-- start of Given entries --
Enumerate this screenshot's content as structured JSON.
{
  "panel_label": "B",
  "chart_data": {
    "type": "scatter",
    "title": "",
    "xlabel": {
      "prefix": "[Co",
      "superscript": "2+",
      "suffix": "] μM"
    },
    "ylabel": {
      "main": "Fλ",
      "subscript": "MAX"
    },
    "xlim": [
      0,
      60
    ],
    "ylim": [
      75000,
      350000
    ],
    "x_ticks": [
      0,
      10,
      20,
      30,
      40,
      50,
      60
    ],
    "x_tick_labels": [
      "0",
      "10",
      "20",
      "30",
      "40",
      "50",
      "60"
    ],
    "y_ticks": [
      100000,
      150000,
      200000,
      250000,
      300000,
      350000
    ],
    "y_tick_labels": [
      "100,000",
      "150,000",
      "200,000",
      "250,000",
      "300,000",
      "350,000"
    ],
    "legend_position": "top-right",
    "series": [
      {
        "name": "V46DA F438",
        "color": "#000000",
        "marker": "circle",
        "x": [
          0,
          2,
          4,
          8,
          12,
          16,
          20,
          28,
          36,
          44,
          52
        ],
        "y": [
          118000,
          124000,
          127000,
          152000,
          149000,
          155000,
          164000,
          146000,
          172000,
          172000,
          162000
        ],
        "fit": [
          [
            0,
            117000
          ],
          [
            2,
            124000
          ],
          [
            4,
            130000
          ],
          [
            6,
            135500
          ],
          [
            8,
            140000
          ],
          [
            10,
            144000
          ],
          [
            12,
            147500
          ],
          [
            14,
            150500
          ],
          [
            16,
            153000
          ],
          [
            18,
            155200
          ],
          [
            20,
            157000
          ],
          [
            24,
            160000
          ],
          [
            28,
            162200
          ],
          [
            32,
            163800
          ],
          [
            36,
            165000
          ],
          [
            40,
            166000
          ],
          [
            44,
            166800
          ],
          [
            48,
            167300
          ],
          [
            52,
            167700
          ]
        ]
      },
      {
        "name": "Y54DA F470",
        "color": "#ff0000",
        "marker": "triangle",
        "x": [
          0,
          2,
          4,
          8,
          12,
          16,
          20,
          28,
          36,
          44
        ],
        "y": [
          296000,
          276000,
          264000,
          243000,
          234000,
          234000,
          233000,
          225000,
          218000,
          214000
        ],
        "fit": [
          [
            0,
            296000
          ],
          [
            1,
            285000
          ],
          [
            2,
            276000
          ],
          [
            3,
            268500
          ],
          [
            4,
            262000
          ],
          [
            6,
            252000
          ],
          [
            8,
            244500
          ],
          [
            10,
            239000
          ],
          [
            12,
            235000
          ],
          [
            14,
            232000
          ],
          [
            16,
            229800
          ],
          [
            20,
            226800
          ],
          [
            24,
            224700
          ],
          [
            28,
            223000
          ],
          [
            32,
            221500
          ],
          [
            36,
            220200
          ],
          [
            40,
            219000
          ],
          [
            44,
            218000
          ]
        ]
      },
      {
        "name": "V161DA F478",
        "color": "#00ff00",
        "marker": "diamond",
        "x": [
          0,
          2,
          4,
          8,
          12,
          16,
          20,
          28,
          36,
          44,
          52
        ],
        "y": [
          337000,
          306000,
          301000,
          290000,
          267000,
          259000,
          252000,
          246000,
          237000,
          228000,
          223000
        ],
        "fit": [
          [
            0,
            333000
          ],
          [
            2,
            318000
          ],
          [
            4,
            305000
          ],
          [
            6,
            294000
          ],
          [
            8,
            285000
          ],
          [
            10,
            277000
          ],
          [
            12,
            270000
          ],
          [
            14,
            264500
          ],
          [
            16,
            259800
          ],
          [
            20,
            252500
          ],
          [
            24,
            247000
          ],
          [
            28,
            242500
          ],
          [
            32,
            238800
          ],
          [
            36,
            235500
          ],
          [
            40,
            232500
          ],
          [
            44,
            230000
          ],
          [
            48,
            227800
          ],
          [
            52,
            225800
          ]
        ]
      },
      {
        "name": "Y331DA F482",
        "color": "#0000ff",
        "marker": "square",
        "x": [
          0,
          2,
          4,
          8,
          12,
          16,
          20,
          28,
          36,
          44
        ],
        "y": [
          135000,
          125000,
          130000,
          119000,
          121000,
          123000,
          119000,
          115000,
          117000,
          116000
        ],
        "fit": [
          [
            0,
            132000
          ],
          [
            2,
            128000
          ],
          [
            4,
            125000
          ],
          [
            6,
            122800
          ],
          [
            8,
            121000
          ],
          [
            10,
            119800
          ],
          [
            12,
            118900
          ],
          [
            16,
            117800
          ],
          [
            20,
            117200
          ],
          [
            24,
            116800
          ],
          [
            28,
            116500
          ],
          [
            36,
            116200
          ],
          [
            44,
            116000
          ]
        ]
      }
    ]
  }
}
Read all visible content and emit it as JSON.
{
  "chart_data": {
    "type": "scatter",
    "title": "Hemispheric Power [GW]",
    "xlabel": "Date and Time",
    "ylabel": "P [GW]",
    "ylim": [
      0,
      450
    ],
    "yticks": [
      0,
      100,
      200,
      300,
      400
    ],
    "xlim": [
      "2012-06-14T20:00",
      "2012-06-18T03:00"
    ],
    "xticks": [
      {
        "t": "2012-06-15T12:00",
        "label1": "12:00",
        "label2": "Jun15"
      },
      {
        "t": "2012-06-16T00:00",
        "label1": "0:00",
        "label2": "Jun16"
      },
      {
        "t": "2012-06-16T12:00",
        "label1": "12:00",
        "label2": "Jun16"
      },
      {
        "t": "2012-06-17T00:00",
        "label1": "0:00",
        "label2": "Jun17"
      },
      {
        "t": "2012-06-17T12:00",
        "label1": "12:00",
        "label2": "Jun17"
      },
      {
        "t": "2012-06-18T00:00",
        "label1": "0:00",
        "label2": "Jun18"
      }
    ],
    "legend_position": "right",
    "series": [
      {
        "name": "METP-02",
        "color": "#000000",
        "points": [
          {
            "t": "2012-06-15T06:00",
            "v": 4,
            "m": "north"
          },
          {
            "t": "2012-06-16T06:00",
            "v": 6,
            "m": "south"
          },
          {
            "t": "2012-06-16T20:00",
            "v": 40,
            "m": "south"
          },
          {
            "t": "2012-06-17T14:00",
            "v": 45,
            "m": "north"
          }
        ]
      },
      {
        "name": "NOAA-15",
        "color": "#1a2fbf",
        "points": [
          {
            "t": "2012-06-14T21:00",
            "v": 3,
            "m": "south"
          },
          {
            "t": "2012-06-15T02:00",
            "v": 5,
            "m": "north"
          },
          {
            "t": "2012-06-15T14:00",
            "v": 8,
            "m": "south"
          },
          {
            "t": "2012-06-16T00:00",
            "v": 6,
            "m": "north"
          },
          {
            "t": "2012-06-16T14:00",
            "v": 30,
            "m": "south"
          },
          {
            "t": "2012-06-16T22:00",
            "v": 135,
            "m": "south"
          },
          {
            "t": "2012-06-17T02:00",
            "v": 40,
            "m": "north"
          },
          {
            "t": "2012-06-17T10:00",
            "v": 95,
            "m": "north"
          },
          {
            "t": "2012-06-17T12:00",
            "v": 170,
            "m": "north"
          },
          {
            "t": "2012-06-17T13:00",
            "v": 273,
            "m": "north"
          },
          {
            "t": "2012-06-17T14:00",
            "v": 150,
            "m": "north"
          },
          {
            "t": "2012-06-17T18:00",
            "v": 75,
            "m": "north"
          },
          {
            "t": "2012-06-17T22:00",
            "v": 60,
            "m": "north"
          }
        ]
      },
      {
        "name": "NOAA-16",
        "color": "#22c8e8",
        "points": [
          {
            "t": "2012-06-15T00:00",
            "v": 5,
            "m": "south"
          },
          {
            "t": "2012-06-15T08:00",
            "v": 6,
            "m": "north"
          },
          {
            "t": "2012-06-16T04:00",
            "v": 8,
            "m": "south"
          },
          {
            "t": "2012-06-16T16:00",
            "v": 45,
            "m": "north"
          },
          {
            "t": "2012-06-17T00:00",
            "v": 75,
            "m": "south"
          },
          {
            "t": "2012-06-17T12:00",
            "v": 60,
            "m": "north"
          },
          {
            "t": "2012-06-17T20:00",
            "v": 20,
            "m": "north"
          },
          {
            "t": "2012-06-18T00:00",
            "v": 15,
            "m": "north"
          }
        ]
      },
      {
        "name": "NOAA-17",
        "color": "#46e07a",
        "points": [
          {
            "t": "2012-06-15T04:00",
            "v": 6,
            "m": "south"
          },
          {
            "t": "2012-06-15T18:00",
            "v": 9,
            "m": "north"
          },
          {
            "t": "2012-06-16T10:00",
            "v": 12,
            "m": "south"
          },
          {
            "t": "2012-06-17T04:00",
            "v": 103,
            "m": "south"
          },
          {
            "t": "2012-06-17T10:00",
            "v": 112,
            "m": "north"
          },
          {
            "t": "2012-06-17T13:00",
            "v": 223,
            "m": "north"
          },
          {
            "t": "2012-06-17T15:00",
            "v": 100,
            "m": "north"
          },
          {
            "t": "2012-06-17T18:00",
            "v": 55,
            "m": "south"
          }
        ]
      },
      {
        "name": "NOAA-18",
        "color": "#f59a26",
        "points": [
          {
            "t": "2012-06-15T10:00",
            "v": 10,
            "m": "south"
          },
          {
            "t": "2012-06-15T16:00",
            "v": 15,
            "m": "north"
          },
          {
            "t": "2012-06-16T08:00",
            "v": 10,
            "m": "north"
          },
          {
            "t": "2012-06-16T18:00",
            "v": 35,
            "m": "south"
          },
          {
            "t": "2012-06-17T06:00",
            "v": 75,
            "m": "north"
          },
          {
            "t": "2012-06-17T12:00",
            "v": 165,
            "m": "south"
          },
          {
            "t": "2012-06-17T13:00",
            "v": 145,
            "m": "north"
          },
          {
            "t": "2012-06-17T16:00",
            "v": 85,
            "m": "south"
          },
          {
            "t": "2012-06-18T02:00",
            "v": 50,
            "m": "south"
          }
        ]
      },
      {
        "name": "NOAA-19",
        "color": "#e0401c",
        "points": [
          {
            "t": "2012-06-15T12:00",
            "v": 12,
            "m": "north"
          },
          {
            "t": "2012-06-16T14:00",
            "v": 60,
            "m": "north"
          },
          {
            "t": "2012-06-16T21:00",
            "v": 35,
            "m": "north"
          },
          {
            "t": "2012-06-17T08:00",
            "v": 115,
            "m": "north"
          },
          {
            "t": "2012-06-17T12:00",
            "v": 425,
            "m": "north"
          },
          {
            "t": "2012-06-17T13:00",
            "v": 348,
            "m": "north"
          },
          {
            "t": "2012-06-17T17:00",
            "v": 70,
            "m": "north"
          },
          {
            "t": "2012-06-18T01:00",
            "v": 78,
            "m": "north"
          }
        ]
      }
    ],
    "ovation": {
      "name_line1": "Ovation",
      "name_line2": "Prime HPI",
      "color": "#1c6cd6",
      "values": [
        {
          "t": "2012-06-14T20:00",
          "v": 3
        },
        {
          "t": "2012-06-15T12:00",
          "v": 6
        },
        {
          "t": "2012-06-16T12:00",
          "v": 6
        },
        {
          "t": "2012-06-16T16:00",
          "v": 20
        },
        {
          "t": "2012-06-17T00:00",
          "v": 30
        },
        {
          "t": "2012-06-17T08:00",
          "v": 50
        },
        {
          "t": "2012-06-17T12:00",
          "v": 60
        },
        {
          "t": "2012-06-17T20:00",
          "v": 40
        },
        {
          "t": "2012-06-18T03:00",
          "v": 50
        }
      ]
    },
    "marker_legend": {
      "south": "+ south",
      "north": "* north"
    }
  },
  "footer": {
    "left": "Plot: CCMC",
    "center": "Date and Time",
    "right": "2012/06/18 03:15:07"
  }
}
-- end of Given entries --
> _Written instruction_:
Report each line in the preceding entries that holds the string "right".

> _Solution to the problem_:
    "legend_position": "top-right",
    "legend_position": "right",
    "right": "2012/06/18 03:15:07"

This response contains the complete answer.